(EXCERPT begins)
JOHANNESBURG — Seahorses, traded by the millions annually as an ingredient in traditional medicine in parts of Asia, are getting a reprieve from Thailand, the world’s biggest exporter of the animal.
A marine biologist who works closely with Thailand on seahorse conservation welcomed the government’s decision to suspend seahorse trade because of concern about threats to its wild population.
“It’s a way station to getting serious management in place,” Amanda Vincent of The University of British Columbia said Thursday. Vincent is director of Project Seahorse, a marine conservation group whose partner is the Zoological Society of London.
The Thailand decision was announced at a meeting in South Africa of the Convention on International Trade in Endangered Species of Wild Fauna and Flora, or CITES. The U.N. meeting, which regulates trade in more than 35,000 species of animals and plants, ends Oct. 5.
Seahorses are mainly used in dried form for traditional medicine in mainland China, Hong Kong and Taiwan. They are also popular as curios, and there is a trade in live seahorses for display in home aquariums, including in Europe and North America.
(EXCERPT ends)
BRIEF 1:
From the seahorse trade article above, list every place it names where seahorses end up, either dried for traditional medicine or live in home aquariums.
BRIEF 2:
Carry on the news article about Thailand suspending its seahorse trade, picking up right after its final sentence.
(DATA EXTRACT begins)
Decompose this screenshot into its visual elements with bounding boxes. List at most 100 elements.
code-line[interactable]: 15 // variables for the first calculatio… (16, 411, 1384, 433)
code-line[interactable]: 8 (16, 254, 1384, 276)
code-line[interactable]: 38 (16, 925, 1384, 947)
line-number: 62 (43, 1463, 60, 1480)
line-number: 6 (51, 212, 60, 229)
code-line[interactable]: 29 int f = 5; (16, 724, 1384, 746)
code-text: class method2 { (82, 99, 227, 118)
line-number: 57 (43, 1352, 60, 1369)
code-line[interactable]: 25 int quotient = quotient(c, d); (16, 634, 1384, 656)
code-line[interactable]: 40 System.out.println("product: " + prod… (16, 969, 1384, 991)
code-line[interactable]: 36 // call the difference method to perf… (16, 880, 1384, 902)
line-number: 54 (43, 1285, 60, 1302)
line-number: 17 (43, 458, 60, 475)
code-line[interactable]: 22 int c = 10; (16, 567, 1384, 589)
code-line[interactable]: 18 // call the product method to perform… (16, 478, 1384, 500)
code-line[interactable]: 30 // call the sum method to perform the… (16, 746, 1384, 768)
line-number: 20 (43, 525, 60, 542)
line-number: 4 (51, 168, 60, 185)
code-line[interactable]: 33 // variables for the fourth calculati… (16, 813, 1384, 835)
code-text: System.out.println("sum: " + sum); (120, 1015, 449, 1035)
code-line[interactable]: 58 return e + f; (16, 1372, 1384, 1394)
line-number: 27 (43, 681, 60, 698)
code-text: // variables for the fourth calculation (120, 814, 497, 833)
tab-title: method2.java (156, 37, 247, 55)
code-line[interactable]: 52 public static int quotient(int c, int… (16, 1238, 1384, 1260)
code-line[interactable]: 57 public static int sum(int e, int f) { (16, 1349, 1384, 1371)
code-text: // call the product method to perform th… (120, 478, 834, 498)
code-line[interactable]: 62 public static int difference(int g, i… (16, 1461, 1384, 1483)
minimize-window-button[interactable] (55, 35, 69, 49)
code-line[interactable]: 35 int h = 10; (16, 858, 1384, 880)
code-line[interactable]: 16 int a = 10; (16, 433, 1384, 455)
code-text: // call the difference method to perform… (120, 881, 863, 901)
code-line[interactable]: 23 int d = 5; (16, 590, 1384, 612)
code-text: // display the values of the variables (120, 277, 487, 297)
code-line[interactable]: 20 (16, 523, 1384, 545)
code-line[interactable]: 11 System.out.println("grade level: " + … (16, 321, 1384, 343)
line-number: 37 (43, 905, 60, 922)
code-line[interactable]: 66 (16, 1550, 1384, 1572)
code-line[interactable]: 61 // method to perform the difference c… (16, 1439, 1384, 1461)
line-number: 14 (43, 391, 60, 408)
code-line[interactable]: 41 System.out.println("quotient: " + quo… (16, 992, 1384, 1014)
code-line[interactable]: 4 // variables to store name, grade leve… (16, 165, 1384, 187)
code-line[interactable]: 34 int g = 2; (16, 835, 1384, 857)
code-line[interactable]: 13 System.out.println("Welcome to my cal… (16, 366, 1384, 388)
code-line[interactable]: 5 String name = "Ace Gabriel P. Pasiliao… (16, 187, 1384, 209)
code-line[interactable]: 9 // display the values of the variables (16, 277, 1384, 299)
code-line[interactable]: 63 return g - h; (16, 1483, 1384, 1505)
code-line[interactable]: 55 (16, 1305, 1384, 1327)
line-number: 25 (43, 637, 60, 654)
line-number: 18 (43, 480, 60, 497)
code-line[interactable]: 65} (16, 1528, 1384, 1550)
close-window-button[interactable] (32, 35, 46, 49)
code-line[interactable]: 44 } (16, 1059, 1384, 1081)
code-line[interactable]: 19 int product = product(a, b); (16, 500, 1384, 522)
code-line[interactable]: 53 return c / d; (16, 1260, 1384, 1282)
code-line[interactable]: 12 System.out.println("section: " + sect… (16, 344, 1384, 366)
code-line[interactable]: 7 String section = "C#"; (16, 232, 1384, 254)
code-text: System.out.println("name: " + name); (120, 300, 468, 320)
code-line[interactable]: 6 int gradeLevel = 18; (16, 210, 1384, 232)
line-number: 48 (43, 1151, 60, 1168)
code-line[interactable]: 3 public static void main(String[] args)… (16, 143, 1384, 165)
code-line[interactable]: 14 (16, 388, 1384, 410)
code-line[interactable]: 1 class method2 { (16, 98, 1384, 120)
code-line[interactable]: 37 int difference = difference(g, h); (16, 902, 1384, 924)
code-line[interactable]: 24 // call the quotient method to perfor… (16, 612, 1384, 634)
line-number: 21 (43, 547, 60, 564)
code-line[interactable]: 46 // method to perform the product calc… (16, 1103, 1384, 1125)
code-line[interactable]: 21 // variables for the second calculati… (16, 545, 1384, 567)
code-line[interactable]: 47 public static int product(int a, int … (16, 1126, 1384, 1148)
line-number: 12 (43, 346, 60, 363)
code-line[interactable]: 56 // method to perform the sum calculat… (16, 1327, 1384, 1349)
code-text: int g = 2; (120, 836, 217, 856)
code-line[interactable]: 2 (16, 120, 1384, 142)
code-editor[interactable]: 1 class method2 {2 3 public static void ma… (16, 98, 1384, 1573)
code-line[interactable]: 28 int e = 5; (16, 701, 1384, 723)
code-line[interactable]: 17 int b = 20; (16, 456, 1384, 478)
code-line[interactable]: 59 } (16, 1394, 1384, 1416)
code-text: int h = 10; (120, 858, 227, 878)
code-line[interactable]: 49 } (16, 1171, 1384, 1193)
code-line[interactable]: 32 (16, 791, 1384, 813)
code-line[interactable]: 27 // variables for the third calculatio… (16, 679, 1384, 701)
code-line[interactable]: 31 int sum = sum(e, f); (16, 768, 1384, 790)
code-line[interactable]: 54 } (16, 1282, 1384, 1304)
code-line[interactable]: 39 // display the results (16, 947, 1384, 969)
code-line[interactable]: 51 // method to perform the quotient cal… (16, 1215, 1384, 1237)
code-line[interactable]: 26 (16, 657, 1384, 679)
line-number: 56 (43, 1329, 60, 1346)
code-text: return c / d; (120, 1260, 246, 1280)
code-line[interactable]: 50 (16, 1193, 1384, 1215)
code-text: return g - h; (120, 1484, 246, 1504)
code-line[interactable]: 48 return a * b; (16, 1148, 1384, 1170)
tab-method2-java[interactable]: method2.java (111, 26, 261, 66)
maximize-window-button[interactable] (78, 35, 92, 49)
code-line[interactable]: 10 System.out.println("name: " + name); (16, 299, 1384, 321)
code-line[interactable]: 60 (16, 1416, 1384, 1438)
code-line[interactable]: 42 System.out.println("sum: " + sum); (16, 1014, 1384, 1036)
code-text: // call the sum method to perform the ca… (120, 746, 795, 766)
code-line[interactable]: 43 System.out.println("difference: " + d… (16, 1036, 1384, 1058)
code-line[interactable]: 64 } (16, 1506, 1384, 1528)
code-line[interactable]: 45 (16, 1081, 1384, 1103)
(DATA EXTRACT ends)
FINAL ANSWER 1:
- Mainland China
- Hong Kong
- Taiwan
- Europe
- North America

FINAL ANSWER 2:
CITES requires some controls on trade in the dozens of types of seahorse, designed to ensure the survival of the species.
But Thailand, responsible for three-quarters of the world’s documented exports of seahorses, could not meet its obligations and stopped issuing export permits at the beginning of the year, according to Vincent.
Thailand’s goal, she said, is to make seahorse exports “sustainable.”
CITES has suspended the seahorse trade with three other big exporters — Vietnam, Senegal and Guinea — after they failed to meet requirements for the trade in the animal, Vincent said.